Start of Selected extract
After three steps, x_3 = 2.236068, matching √5 = 2.236068 to six decimals. The convergence is dramatic because the tangent line is an excellent local stand-in for f: each step roughly doubles the number of correct digits (1 → 4 → 6+). The most-used root-finder in scientific computing is, underneath, this lesson’s first Taylor term.

Flashcards

Ten cards spanning the synthesis. Click any card to reveal the answer. Use the Print flashcards button to lay out the full set as one card per page, ready to print or save as a PDF for offline review.

Q. State the Taylor expansion of f near a point a.

f(x) ≈ f(a) + f'(a)(x-a) + (f''(a)/2!)(x-a)² + (f'''(a)/3!)(x-a)³ + .... Each term uses one more derivative of f at a, divided by k!, attached to a power of (x-a).

Q. Why are the 1/k! factorials there?

To make the matching property exact. Differentiating (x-a)^k exactly k times produces k!; dividing by k! cancels it, so the k-th derivative of the k-th term at a is exactly f^(k)(a). The polynomial and f then share value, slope, concavity, … at a.

Q. What is the Taylor series of e^x at 0, and why is it so clean?

e^x = 1 + x + x²/2! + x³/3! + .... Every derivative of e^x is e^x, and e^0 = 1, so every coefficient is 1. Differentiating the series term by term reproduces it, the polynomial signature of the self-derivative property.

Q. What are the Taylor series of sin and cos at 0?

sin x = x - x³/3! + x⁵/5! - x⁷/7! + ... (odd powers, alternating signs). cos x = 1 - x²/2! + x⁴/4! - x⁶/6! + ... (even powers, alternating signs). The cycle of derivatives at 0 (0, 1, 0, -1, ...) zeroes one parity and alternates the other.

Q. How is the small-angle sin(x) ≈ x a Taylor result?

It is the first-order Taylor term of sine at 0. The next term sharpens it: sin(x) ≈ x - x³/6. At x = 0.5: plain x gives 0.5, x - x³/6 gives 0.4792, true sin(0.5) = 0.4794. The “approximation” was the first slice of a series all along.
End of Selected extract
Start of Listed entries
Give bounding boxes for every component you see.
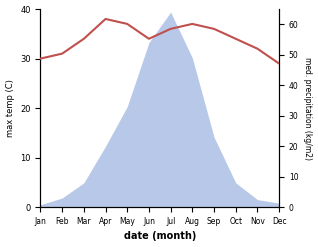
Y-axis label: med. precipitation (kg/m2): med. precipitation (kg/m2) — [303, 57, 313, 160]
X-axis label: date (month): date (month) — [124, 231, 196, 242]
Y-axis label: max temp (C): max temp (C) — [5, 79, 15, 137]
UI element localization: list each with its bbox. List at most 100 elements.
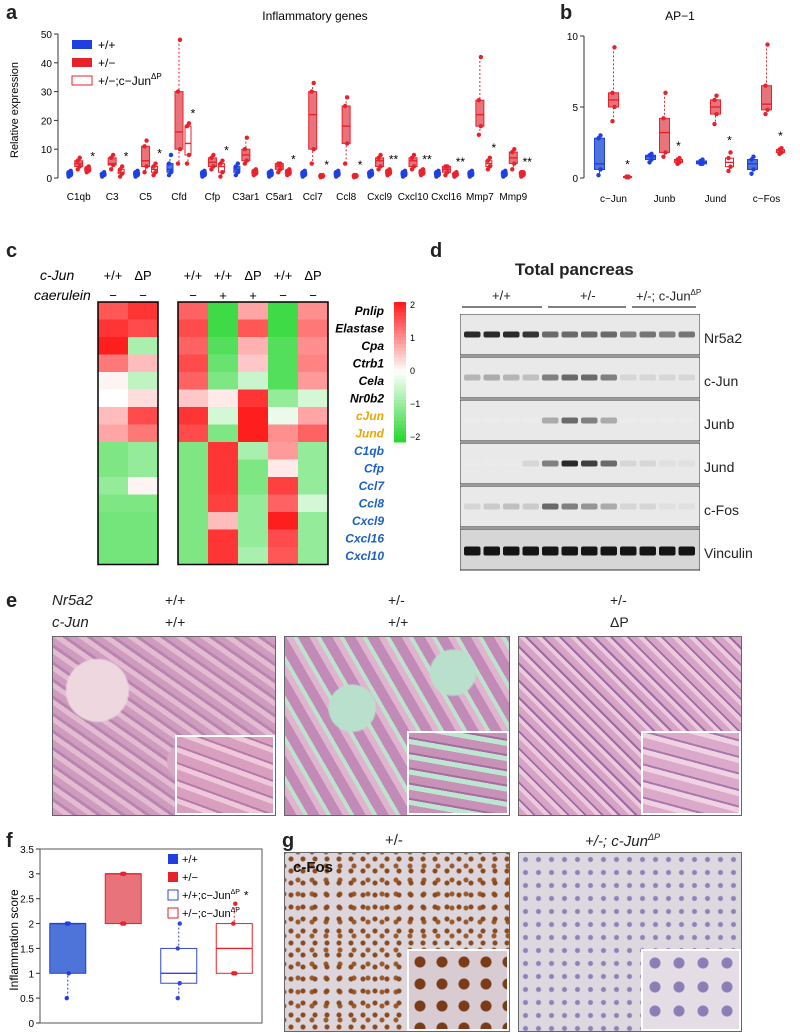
heatmap-cell	[298, 424, 328, 442]
legend-label-het: +/−	[98, 56, 115, 70]
western-band	[639, 460, 656, 467]
legend-swatch-het	[72, 58, 92, 67]
a-significance-star: *	[324, 158, 329, 172]
a-het-point	[344, 95, 350, 100]
heatmap-cell	[208, 424, 238, 442]
f-group-0-point	[66, 971, 71, 976]
f-y-tick-label: 1	[28, 969, 34, 980]
a-het-cjun-point	[287, 167, 292, 172]
b-het-point	[663, 90, 668, 96]
b-het-point	[612, 45, 617, 50]
b-het-point	[763, 111, 768, 117]
western-band	[503, 546, 520, 556]
western-band	[639, 546, 656, 556]
b-x-tick-label: c−Jun	[600, 194, 627, 205]
western-band	[600, 503, 617, 510]
f-y-tick-label: 2	[28, 920, 34, 931]
heatmap-cell	[178, 547, 208, 565]
heatmap-cell	[238, 407, 268, 425]
heatmap-cell	[268, 477, 298, 495]
a-wt-point	[168, 170, 174, 175]
heatmap-header-value: +/+	[104, 262, 123, 263]
heatmap-cell	[208, 494, 238, 512]
western-band	[678, 417, 695, 424]
heatmap-cell	[298, 389, 328, 407]
b-wt-box	[594, 137, 605, 170]
heatmap-scale-step	[394, 410, 406, 415]
a-het-point	[244, 158, 250, 163]
western-band	[639, 331, 656, 338]
heatmap-row-label: C1qb	[354, 444, 384, 458]
histology-image-het	[284, 636, 510, 816]
heatmap-cell	[128, 302, 158, 320]
western-band	[620, 460, 637, 467]
a-x-tick-label: Cxcl10	[398, 192, 429, 203]
chart-b-ap1: AP−1 0 5 10 c−Jun * Junb * Jund * c−Fos *	[567, 9, 785, 205]
heatmap-cell	[268, 389, 298, 407]
western-band	[600, 331, 617, 338]
b-wt-point	[751, 154, 756, 159]
heatmap-header-value: +/+	[104, 268, 123, 283]
a-het-cjun-box	[184, 125, 192, 156]
heatmap-header-value: +	[219, 288, 227, 303]
western-band	[503, 417, 520, 424]
f-group-3-point	[233, 901, 238, 906]
heatmap-cell	[238, 302, 268, 320]
f-group-2-point	[177, 921, 182, 926]
western-band	[581, 460, 598, 467]
f-group-0-box	[49, 923, 87, 974]
heatmap-scale-step	[394, 319, 406, 324]
heatmap-scale-step	[394, 403, 406, 408]
western-band	[581, 546, 598, 556]
a-wt-point	[269, 168, 274, 173]
heatmap-scale-step	[394, 302, 406, 306]
heatmap-header-value: +/+	[134, 262, 153, 263]
a-het-point	[445, 164, 450, 169]
heatmap-scale-tick: −1	[410, 399, 420, 409]
western-band	[483, 331, 500, 338]
western-group-het-cjun: +/-; c-JunΔP	[636, 288, 702, 304]
heatmap-scale-tick: 1	[410, 333, 415, 343]
b-y-tick-label: 0	[572, 174, 578, 185]
heatmap-cell	[298, 529, 328, 547]
a-significance-star: *	[492, 141, 497, 155]
western-band	[678, 331, 695, 338]
b-wt-point	[598, 133, 603, 138]
western-label-vinculin: Vinculin	[704, 545, 753, 561]
a-het-cjun-point	[86, 164, 91, 169]
western-group-wt: +/+	[492, 288, 511, 303]
heatmap-cell	[178, 337, 208, 355]
heatmap-header-value: ΔP	[134, 268, 151, 283]
a-wt-point	[469, 168, 475, 173]
ihc-inset-het-cjun	[641, 949, 741, 1031]
western-band	[600, 460, 617, 467]
f-y-tick-label: 0.5	[20, 994, 34, 1005]
a-het-point	[342, 103, 348, 109]
western-band	[542, 417, 559, 424]
g-title-het: +/-	[385, 832, 403, 849]
a-het-point	[411, 164, 417, 169]
heatmap-header-value: ΔP	[244, 268, 261, 283]
western-band	[678, 460, 695, 467]
heatmap-scale-step	[394, 386, 406, 390]
heatmap-cell	[178, 407, 208, 425]
heatmap-header-value: −	[139, 288, 147, 303]
chart-a-ylabel: Relative expression	[9, 62, 21, 158]
heatmap-cell	[178, 302, 208, 320]
western-label-cfos: c-Fos	[704, 502, 739, 518]
heatmap-scale-step	[394, 368, 406, 373]
b-het-point	[712, 121, 717, 127]
b-het-box	[659, 117, 670, 153]
heatmap-cell	[208, 459, 238, 477]
heatmap-scale-step	[394, 316, 406, 320]
a-het-box	[174, 91, 184, 150]
b-significance-star: *	[727, 133, 732, 147]
a-significance-star: **	[422, 152, 432, 166]
heatmap-header-value: ΔP	[304, 268, 321, 283]
heatmap-header-value: +/+	[274, 268, 293, 283]
heatmap-scale-step	[394, 438, 406, 443]
heatmap-header-value: +/+	[214, 262, 233, 263]
western-band	[678, 546, 695, 556]
histology-inset-het	[407, 731, 509, 815]
heatmap-header-value: +/+	[244, 262, 263, 263]
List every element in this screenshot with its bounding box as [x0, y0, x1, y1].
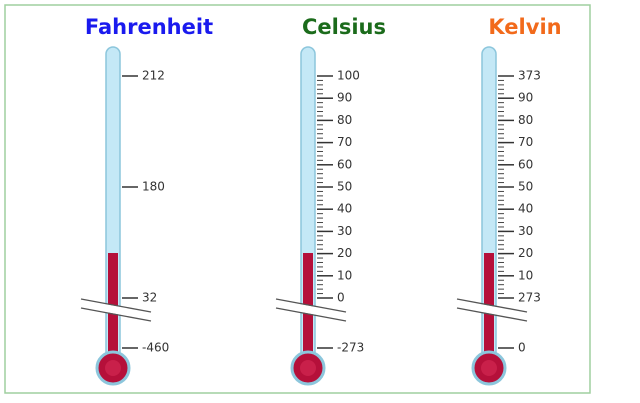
End of Listed entries
» Requirement 1: Return the part of the Taylor series text between "sin x = x - x³/3!" and "alternates the other.", inclusive.
» Requirement 2: Which functions have their Taylor series at 0 written out in the Taylor series text?
» Requirement 3: Can you extend the Taylor series text beyond its final sentence?
The entries are material separate from the Taylor series text.

» Answer 1:
sin x = x - x³/3! + x⁵/5! - x⁷/7! + ... (odd powers, alternating signs). cos x = 1 - x²/2! + x⁴/4! - x⁶/6! + ... (even powers, alternating signs). The cycle of derivatives at 0 (0, 1, 0, -1, ...) zeroes one parity and alternates the other.

» Answer 2: e^x, sin x, cos x

» Answer 3:
Q. How is L'Hôpital's rule a Taylor result?

It is the first-order Taylor ratio. Near a 0/0 point, each function is f(a) + f'(a)(x-a); the constants vanish, the (x-a) cancels, leaving f'(a)/g'(a). L’Hôpital is Taylor’s first-order ratio in disguise.

Q. What is the matching property?

The Taylor polynomial and the function share value, slope, second derivative, third derivative, and so on, all the way up, at the expansion point a. The factorials make this exact; without them the matching fails.

Q. What is Newton's method, in Taylor terms?

It replaces f with its first-order Taylor approximation (the tangent line) and jumps to where that line crosses zero. Update: x - f(x)/f'(x). For √5 from x_0 = 2: 2 → 2.25 → 2.23611 → 2.236068, matching to six decimals in three steps.

Q. Why is gradient descent a first-order Taylor step?

Because each step approximates the loss near the current parameters by its tangent plane, loss(θ + step) ≈ loss(θ) + gradient·step, and moves in the steepest-downhill direction of that linear model. Newton’s method keeps the second-order term too (the Hessian, a parabola).

Q. Where else does Taylor show up in ML and computation?

The neural tangent kernel is a first-order Taylor expansion of a network at initialization (making infinite-width training tractable). And hardware evaluates sin, exp, log as truncated Taylor-style polynomials, because polynomials are all the silicon can do directly.